begin RECORDS FOR PROCESSING

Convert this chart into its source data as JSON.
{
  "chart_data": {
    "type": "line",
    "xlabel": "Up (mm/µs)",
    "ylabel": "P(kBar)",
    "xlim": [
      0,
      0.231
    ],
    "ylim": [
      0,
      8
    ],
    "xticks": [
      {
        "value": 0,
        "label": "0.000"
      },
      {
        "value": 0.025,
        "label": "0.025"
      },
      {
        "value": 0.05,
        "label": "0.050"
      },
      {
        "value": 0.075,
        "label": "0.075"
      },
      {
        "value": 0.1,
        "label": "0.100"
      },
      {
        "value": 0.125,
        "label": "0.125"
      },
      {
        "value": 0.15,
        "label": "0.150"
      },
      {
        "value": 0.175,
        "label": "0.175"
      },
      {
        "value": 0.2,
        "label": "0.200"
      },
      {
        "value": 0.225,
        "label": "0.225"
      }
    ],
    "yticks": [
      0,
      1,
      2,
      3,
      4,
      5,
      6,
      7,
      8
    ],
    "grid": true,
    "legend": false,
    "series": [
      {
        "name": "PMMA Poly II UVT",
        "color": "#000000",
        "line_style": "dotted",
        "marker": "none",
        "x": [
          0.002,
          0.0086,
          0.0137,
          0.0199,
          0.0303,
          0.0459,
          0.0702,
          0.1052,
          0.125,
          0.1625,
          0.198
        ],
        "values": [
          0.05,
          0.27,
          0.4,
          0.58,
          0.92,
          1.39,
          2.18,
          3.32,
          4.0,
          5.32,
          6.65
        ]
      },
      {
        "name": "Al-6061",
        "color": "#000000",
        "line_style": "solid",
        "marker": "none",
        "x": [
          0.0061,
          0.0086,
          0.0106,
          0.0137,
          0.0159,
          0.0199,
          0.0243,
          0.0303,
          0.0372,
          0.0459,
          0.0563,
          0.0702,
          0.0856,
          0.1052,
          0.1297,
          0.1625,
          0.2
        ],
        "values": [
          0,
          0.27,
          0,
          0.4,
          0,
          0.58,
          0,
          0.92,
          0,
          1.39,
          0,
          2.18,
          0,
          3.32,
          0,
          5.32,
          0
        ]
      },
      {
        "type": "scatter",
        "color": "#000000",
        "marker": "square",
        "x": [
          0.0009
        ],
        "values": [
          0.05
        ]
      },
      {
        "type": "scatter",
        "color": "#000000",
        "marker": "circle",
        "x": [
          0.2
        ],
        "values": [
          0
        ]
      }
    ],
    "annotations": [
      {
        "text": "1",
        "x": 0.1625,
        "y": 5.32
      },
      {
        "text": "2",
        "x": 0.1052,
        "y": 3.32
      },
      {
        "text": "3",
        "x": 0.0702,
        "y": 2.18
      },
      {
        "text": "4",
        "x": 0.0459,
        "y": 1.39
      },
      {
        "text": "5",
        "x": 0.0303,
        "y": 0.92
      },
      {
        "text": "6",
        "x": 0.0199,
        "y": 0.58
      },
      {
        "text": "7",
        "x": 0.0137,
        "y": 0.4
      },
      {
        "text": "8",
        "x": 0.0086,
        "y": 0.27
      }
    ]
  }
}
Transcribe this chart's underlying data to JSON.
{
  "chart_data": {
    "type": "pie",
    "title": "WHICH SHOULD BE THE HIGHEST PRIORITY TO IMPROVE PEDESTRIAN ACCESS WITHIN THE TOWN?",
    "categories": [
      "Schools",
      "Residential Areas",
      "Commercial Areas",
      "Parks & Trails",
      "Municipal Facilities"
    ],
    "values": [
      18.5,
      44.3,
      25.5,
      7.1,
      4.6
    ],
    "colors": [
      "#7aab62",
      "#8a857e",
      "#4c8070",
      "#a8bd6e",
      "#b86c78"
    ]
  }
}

end RECORDS FOR PROCESSING

» **GIVEN EXERCISE**:
Exactly reproduce every line of the data above.

» **PROBLEM SOLUTION**:
Convert this chart into its source data as JSON.
{
  "chart_data": {
    "type": "line",
    "xlabel": "Up (mm/µs)",
    "ylabel": "P(kBar)",
    "xlim": [
      0,
      0.231
    ],
    "ylim": [
      0,
      8
    ],
    "xticks": [
      {
        "value": 0,
        "label": "0.000"
      },
      {
        "value": 0.025,
        "label": "0.025"
      },
      {
        "value": 0.05,
        "label": "0.050"
      },
      {
        "value": 0.075,
        "label": "0.075"
      },
      {
        "value": 0.1,
        "label": "0.100"
      },
      {
        "value": 0.125,
        "label": "0.125"
      },
      {
        "value": 0.15,
        "label": "0.150"
      },
      {
        "value": 0.175,
        "label": "0.175"
      },
      {
        "value": 0.2,
        "label": "0.200"
      },
      {
        "value": 0.225,
        "label": "0.225"
      }
    ],
    "yticks": [
      0,
      1,
      2,
      3,
      4,
      5,
      6,
      7,
      8
    ],
    "grid": true,
    "legend": false,
    "series": [
      {
        "name": "PMMA Poly II UVT",
        "color": "#000000",
        "line_style": "dotted",
        "marker": "none",
        "x": [
          0.002,
          0.0086,
          0.0137,
          0.0199,
          0.0303,
          0.0459,
          0.0702,
          0.1052,
          0.125,
          0.1625,
          0.198
        ],
        "values": [
          0.05,
          0.27,
          0.4,
          0.58,
          0.92,
          1.39,
          2.18,
          3.32,
          4.0,
          5.32,
          6.65
        ]
      },
      {
        "name": "Al-6061",
        "color": "#000000",
        "line_style": "solid",
        "marker": "none",
        "x": [
          0.0061,
          0.0086,
          0.0106,
          0.0137,
          0.0159,
          0.0199,
          0.0243,
          0.0303,
          0.0372,
          0.0459,
          0.0563,
          0.0702,
          0.0856,
          0.1052,
          0.1297,
          0.1625,
          0.2
        ],
        "values": [
          0,
          0.27,
          0,
          0.4,
          0,
          0.58,
          0,
          0.92,
          0,
          1.39,
          0,
          2.18,
          0,
          3.32,
          0,
          5.32,
          0
        ]
      },
      {
        "type": "scatter",
        "color": "#000000",
        "marker": "square",
        "x": [
          0.0009
        ],
        "values": [
          0.05
        ]
      },
      {
        "type": "scatter",
        "color": "#000000",
        "marker": "circle",
        "x": [
          0.2
        ],
        "values": [
          0
        ]
      }
    ],
    "annotations": [
      {
        "text": "1",
        "x": 0.1625,
        "y": 5.32
      },
      {
        "text": "2",
        "x": 0.1052,
        "y": 3.32
      },
      {
        "text": "3",
        "x": 0.0702,
        "y": 2.18
      },
      {
        "text": "4",
        "x": 0.0459,
        "y": 1.39
      },
      {
        "text": "5",
        "x": 0.0303,
        "y": 0.92
      },
      {
        "text": "6",
        "x": 0.0199,
        "y": 0.58
      },
      {
        "text": "7",
        "x": 0.0137,
        "y": 0.4
      },
      {
        "text": "8",
        "x": 0.0086,
        "y": 0.27
      }
    ]
  }
}
Transcribe this chart's underlying data to JSON.
{
  "chart_data": {
    "type": "pie",
    "title": "WHICH SHOULD BE THE HIGHEST PRIORITY TO IMPROVE PEDESTRIAN ACCESS WITHIN THE TOWN?",
    "categories": [
      "Schools",
      "Residential Areas",
      "Commercial Areas",
      "Parks & Trails",
      "Municipal Facilities"
    ],
    "values": [
      18.5,
      44.3,
      25.5,
      7.1,
      4.6
    ],
    "colors": [
      "#7aab62",
      "#8a857e",
      "#4c8070",
      "#a8bd6e",
      "#b86c78"
    ]
  }
}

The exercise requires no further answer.